• _Goal of the exercise_
Write every entry out again exactly, please, and skip the pictures.

• _Supplied records_

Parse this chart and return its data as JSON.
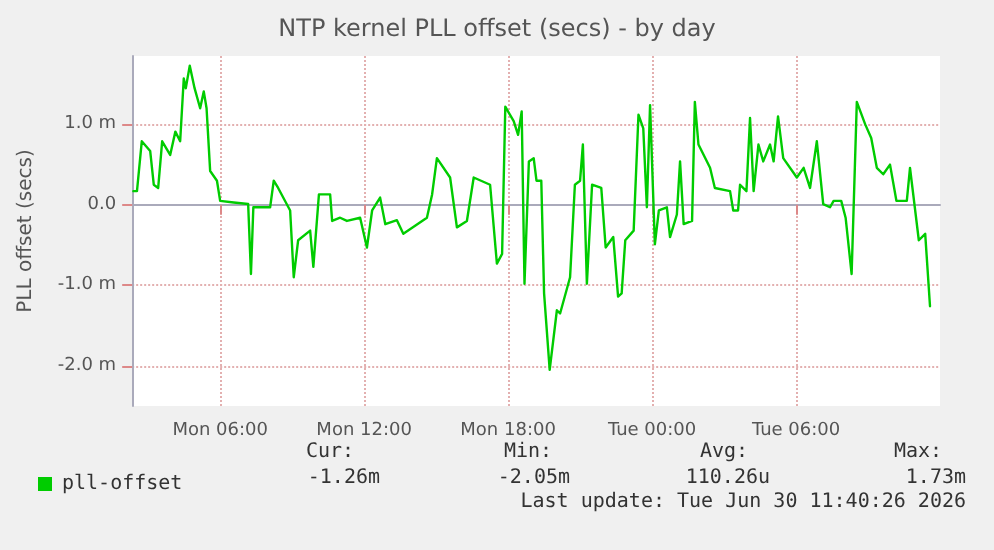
{
  "chart_data": {
    "type": "line",
    "title": "NTP kernel PLL offset (secs) - by day",
    "ylabel": "PLL offset (secs)",
    "xlim": [
      "2026-06-29T02:20",
      "2026-06-30T12:00"
    ],
    "xticks": [
      {
        "value": "2026-06-29T06:00",
        "label": "Mon 06:00"
      },
      {
        "value": "2026-06-29T12:00",
        "label": "Mon 12:00"
      },
      {
        "value": "2026-06-29T18:00",
        "label": "Mon 18:00"
      },
      {
        "value": "2026-06-30T00:00",
        "label": "Tue 00:00"
      },
      {
        "value": "2026-06-30T06:00",
        "label": "Tue 06:00"
      }
    ],
    "ylim": [
      -2.5,
      1.85
    ],
    "yticks": [
      {
        "value": -2,
        "label": "-2.0 m"
      },
      {
        "value": -1,
        "label": "-1.0 m"
      },
      {
        "value": 0,
        "label": "0.0"
      },
      {
        "value": 1,
        "label": "1.0 m"
      }
    ],
    "series": [
      {
        "name": "pll-offset",
        "color": "#00cc00",
        "x": [
          "2026-06-29T02:23",
          "2026-06-29T02:32",
          "2026-06-29T02:44",
          "2026-06-29T03:05",
          "2026-06-29T03:14",
          "2026-06-29T03:25",
          "2026-06-29T03:35",
          "2026-06-29T03:55",
          "2026-06-29T04:08",
          "2026-06-29T04:20",
          "2026-06-29T04:29",
          "2026-06-29T04:34",
          "2026-06-29T04:44",
          "2026-06-29T04:56",
          "2026-06-29T05:10",
          "2026-06-29T05:19",
          "2026-06-29T05:26",
          "2026-06-29T05:35",
          "2026-06-29T05:52",
          "2026-06-29T06:00",
          "2026-06-29T06:34",
          "2026-06-29T07:10",
          "2026-06-29T07:17",
          "2026-06-29T07:23",
          "2026-06-29T08:05",
          "2026-06-29T08:14",
          "2026-06-29T08:25",
          "2026-06-29T08:55",
          "2026-06-29T09:04",
          "2026-06-29T09:15",
          "2026-06-29T09:45",
          "2026-06-29T09:53",
          "2026-06-29T10:07",
          "2026-06-29T10:35",
          "2026-06-29T10:40",
          "2026-06-29T11:00",
          "2026-06-29T11:17",
          "2026-06-29T11:50",
          "2026-06-29T12:07",
          "2026-06-29T12:20",
          "2026-06-29T12:40",
          "2026-06-29T12:53",
          "2026-06-29T13:22",
          "2026-06-29T13:38",
          "2026-06-29T14:37",
          "2026-06-29T14:50",
          "2026-06-29T15:02",
          "2026-06-29T15:35",
          "2026-06-29T15:52",
          "2026-06-29T16:17",
          "2026-06-29T16:34",
          "2026-06-29T17:15",
          "2026-06-29T17:32",
          "2026-06-29T17:45",
          "2026-06-29T17:53",
          "2026-06-29T18:14",
          "2026-06-29T18:25",
          "2026-06-29T18:34",
          "2026-06-29T18:41",
          "2026-06-29T18:52",
          "2026-06-29T19:04",
          "2026-06-29T19:11",
          "2026-06-29T19:23",
          "2026-06-29T19:30",
          "2026-06-29T19:44",
          "2026-06-29T20:02",
          "2026-06-29T20:10",
          "2026-06-29T20:35",
          "2026-06-29T20:47",
          "2026-06-29T21:00",
          "2026-06-29T21:07",
          "2026-06-29T21:17",
          "2026-06-29T21:30",
          "2026-06-29T21:53",
          "2026-06-29T22:04",
          "2026-06-29T22:23",
          "2026-06-29T22:35",
          "2026-06-29T22:44",
          "2026-06-29T22:53",
          "2026-06-29T23:14",
          "2026-06-29T23:26",
          "2026-06-29T23:38",
          "2026-06-29T23:47",
          "2026-06-29T23:55",
          "2026-06-30T00:07",
          "2026-06-30T00:17",
          "2026-06-30T00:37",
          "2026-06-30T00:45",
          "2026-06-30T01:02",
          "2026-06-30T01:10",
          "2026-06-30T01:19",
          "2026-06-30T01:40",
          "2026-06-30T01:47",
          "2026-06-30T01:56",
          "2026-06-30T02:25",
          "2026-06-30T02:37",
          "2026-06-30T03:15",
          "2026-06-30T03:23",
          "2026-06-30T03:35",
          "2026-06-30T03:40",
          "2026-06-30T03:56",
          "2026-06-30T04:05",
          "2026-06-30T04:14",
          "2026-06-30T04:26",
          "2026-06-30T04:38",
          "2026-06-30T04:55",
          "2026-06-30T05:04",
          "2026-06-30T05:15",
          "2026-06-30T05:28",
          "2026-06-30T06:02",
          "2026-06-30T06:19",
          "2026-06-30T06:35",
          "2026-06-30T06:52",
          "2026-06-30T07:08",
          "2026-06-30T07:25",
          "2026-06-30T07:34",
          "2026-06-30T07:53",
          "2026-06-30T08:04",
          "2026-06-30T08:19",
          "2026-06-30T08:32",
          "2026-06-30T08:53",
          "2026-06-30T09:08",
          "2026-06-30T09:22",
          "2026-06-30T09:38",
          "2026-06-30T09:55",
          "2026-06-30T10:11",
          "2026-06-30T10:37",
          "2026-06-30T10:45",
          "2026-06-30T11:07",
          "2026-06-30T11:23",
          "2026-06-30T11:35"
        ],
        "values": [
          0.17,
          0.17,
          0.79,
          0.67,
          0.25,
          0.21,
          0.79,
          0.62,
          0.91,
          0.79,
          1.57,
          1.45,
          1.73,
          1.45,
          1.2,
          1.41,
          1.2,
          0.42,
          0.3,
          0.05,
          0.03,
          0.01,
          -0.86,
          -0.03,
          -0.03,
          0.3,
          0.21,
          -0.07,
          -0.9,
          -0.44,
          -0.32,
          -0.77,
          0.13,
          0.13,
          -0.2,
          -0.16,
          -0.2,
          -0.16,
          -0.53,
          -0.07,
          0.09,
          -0.24,
          -0.19,
          -0.36,
          -0.16,
          0.13,
          0.58,
          0.34,
          -0.28,
          -0.2,
          0.34,
          0.25,
          -0.73,
          -0.61,
          1.22,
          1.04,
          0.87,
          1.16,
          -0.98,
          0.54,
          0.58,
          0.3,
          0.3,
          -1.1,
          -2.05,
          -1.31,
          -1.35,
          -0.9,
          0.25,
          0.3,
          0.75,
          -0.98,
          0.25,
          0.21,
          -0.53,
          -0.4,
          -1.14,
          -1.1,
          -0.44,
          -0.32,
          1.12,
          0.95,
          -0.03,
          1.24,
          -0.49,
          -0.07,
          -0.03,
          -0.4,
          -0.12,
          0.54,
          -0.24,
          -0.2,
          1.28,
          0.75,
          0.46,
          0.21,
          0.17,
          -0.07,
          -0.07,
          0.25,
          0.17,
          1.08,
          0.17,
          0.75,
          0.54,
          0.75,
          0.54,
          1.1,
          0.58,
          0.34,
          0.46,
          0.21,
          0.79,
          0.01,
          -0.03,
          0.05,
          0.05,
          -0.16,
          -0.86,
          1.28,
          1,
          0.83,
          0.46,
          0.38,
          0.5,
          0.05,
          0.05,
          0.46,
          -0.44,
          -0.36,
          -1.26
        ]
      }
    ],
    "annotations": [
      "Cur:",
      "Min:",
      "Avg:",
      "Max:",
      "-1.26m",
      "-2.05m",
      "110.26u",
      "1.73m",
      "Last update: Tue Jun 30 11:40:26 2026"
    ],
    "grid": true,
    "legend": "bottom",
    "marker": "none",
    "line_style": "solid"
  }
}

• _Written response_
Parse this chart and return its data as JSON.
{
  "chart_data": {
    "type": "line",
    "title": "NTP kernel PLL offset (secs) - by day",
    "ylabel": "PLL offset (secs)",
    "xlim": [
      "2026-06-29T02:20",
      "2026-06-30T12:00"
    ],
    "xticks": [
      {
        "value": "2026-06-29T06:00",
        "label": "Mon 06:00"
      },
      {
        "value": "2026-06-29T12:00",
        "label": "Mon 12:00"
      },
      {
        "value": "2026-06-29T18:00",
        "label": "Mon 18:00"
      },
      {
        "value": "2026-06-30T00:00",
        "label": "Tue 00:00"
      },
      {
        "value": "2026-06-30T06:00",
        "label": "Tue 06:00"
      }
    ],
    "ylim": [
      -2.5,
      1.85
    ],
    "yticks": [
      {
        "value": -2,
        "label": "-2.0 m"
      },
      {
        "value": -1,
        "label": "-1.0 m"
      },
      {
        "value": 0,
        "label": "0.0"
      },
      {
        "value": 1,
        "label": "1.0 m"
      }
    ],
    "series": [
      {
        "name": "pll-offset",
        "color": "#00cc00",
        "x": [
          "2026-06-29T02:23",
          "2026-06-29T02:32",
          "2026-06-29T02:44",
          "2026-06-29T03:05",
          "2026-06-29T03:14",
          "2026-06-29T03:25",
          "2026-06-29T03:35",
          "2026-06-29T03:55",
          "2026-06-29T04:08",
          "2026-06-29T04:20",
          "2026-06-29T04:29",
          "2026-06-29T04:34",
          "2026-06-29T04:44",
          "2026-06-29T04:56",
          "2026-06-29T05:10",
          "2026-06-29T05:19",
          "2026-06-29T05:26",
          "2026-06-29T05:35",
          "2026-06-29T05:52",
          "2026-06-29T06:00",
          "2026-06-29T06:34",
          "2026-06-29T07:10",
          "2026-06-29T07:17",
          "2026-06-29T07:23",
          "2026-06-29T08:05",
          "2026-06-29T08:14",
          "2026-06-29T08:25",
          "2026-06-29T08:55",
          "2026-06-29T09:04",
          "2026-06-29T09:15",
          "2026-06-29T09:45",
          "2026-06-29T09:53",
          "2026-06-29T10:07",
          "2026-06-29T10:35",
          "2026-06-29T10:40",
          "2026-06-29T11:00",
          "2026-06-29T11:17",
          "2026-06-29T11:50",
          "2026-06-29T12:07",
          "2026-06-29T12:20",
          "2026-06-29T12:40",
          "2026-06-29T12:53",
          "2026-06-29T13:22",
          "2026-06-29T13:38",
          "2026-06-29T14:37",
          "2026-06-29T14:50",
          "2026-06-29T15:02",
          "2026-06-29T15:35",
          "2026-06-29T15:52",
          "2026-06-29T16:17",
          "2026-06-29T16:34",
          "2026-06-29T17:15",
          "2026-06-29T17:32",
          "2026-06-29T17:45",
          "2026-06-29T17:53",
          "2026-06-29T18:14",
          "2026-06-29T18:25",
          "2026-06-29T18:34",
          "2026-06-29T18:41",
          "2026-06-29T18:52",
          "2026-06-29T19:04",
          "2026-06-29T19:11",
          "2026-06-29T19:23",
          "2026-06-29T19:30",
          "2026-06-29T19:44",
          "2026-06-29T20:02",
          "2026-06-29T20:10",
          "2026-06-29T20:35",
          "2026-06-29T20:47",
          "2026-06-29T21:00",
          "2026-06-29T21:07",
          "2026-06-29T21:17",
          "2026-06-29T21:30",
          "2026-06-29T21:53",
          "2026-06-29T22:04",
          "2026-06-29T22:23",
          "2026-06-29T22:35",
          "2026-06-29T22:44",
          "2026-06-29T22:53",
          "2026-06-29T23:14",
          "2026-06-29T23:26",
          "2026-06-29T23:38",
          "2026-06-29T23:47",
          "2026-06-29T23:55",
          "2026-06-30T00:07",
          "2026-06-30T00:17",
          "2026-06-30T00:37",
          "2026-06-30T00:45",
          "2026-06-30T01:02",
          "2026-06-30T01:10",
          "2026-06-30T01:19",
          "2026-06-30T01:40",
          "2026-06-30T01:47",
          "2026-06-30T01:56",
          "2026-06-30T02:25",
          "2026-06-30T02:37",
          "2026-06-30T03:15",
          "2026-06-30T03:23",
          "2026-06-30T03:35",
          "2026-06-30T03:40",
          "2026-06-30T03:56",
          "2026-06-30T04:05",
          "2026-06-30T04:14",
          "2026-06-30T04:26",
          "2026-06-30T04:38",
          "2026-06-30T04:55",
          "2026-06-30T05:04",
          "2026-06-30T05:15",
          "2026-06-30T05:28",
          "2026-06-30T06:02",
          "2026-06-30T06:19",
          "2026-06-30T06:35",
          "2026-06-30T06:52",
          "2026-06-30T07:08",
          "2026-06-30T07:25",
          "2026-06-30T07:34",
          "2026-06-30T07:53",
          "2026-06-30T08:04",
          "2026-06-30T08:19",
          "2026-06-30T08:32",
          "2026-06-30T08:53",
          "2026-06-30T09:08",
          "2026-06-30T09:22",
          "2026-06-30T09:38",
          "2026-06-30T09:55",
          "2026-06-30T10:11",
          "2026-06-30T10:37",
          "2026-06-30T10:45",
          "2026-06-30T11:07",
          "2026-06-30T11:23",
          "2026-06-30T11:35"
        ],
        "values": [
          0.17,
          0.17,
          0.79,
          0.67,
          0.25,
          0.21,
          0.79,
          0.62,
          0.91,
          0.79,
          1.57,
          1.45,
          1.73,
          1.45,
          1.2,
          1.41,
          1.2,
          0.42,
          0.3,
          0.05,
          0.03,
          0.01,
          -0.86,
          -0.03,
          -0.03,
          0.3,
          0.21,
          -0.07,
          -0.9,
          -0.44,
          -0.32,
          -0.77,
          0.13,
          0.13,
          -0.2,
          -0.16,
          -0.2,
          -0.16,
          -0.53,
          -0.07,
          0.09,
          -0.24,
          -0.19,
          -0.36,
          -0.16,
          0.13,
          0.58,
          0.34,
          -0.28,
          -0.2,
          0.34,
          0.25,
          -0.73,
          -0.61,
          1.22,
          1.04,
          0.87,
          1.16,
          -0.98,
          0.54,
          0.58,
          0.3,
          0.3,
          -1.1,
          -2.05,
          -1.31,
          -1.35,
          -0.9,
          0.25,
          0.3,
          0.75,
          -0.98,
          0.25,
          0.21,
          -0.53,
          -0.4,
          -1.14,
          -1.1,
          -0.44,
          -0.32,
          1.12,
          0.95,
          -0.03,
          1.24,
          -0.49,
          -0.07,
          -0.03,
          -0.4,
          -0.12,
          0.54,
          -0.24,
          -0.2,
          1.28,
          0.75,
          0.46,
          0.21,
          0.17,
          -0.07,
          -0.07,
          0.25,
          0.17,
          1.08,
          0.17,
          0.75,
          0.54,
          0.75,
          0.54,
          1.1,
          0.58,
          0.34,
          0.46,
          0.21,
          0.79,
          0.01,
          -0.03,
          0.05,
          0.05,
          -0.16,
          -0.86,
          1.28,
          1,
          0.83,
          0.46,
          0.38,
          0.5,
          0.05,
          0.05,
          0.46,
          -0.44,
          -0.36,
          -1.26
        ]
      }
    ],
    "annotations": [
      "Cur:",
      "Min:",
      "Avg:",
      "Max:",
      "-1.26m",
      "-2.05m",
      "110.26u",
      "1.73m",
      "Last update: Tue Jun 30 11:40:26 2026"
    ],
    "grid": true,
    "legend": "bottom",
    "marker": "none",
    "line_style": "solid"
  }
}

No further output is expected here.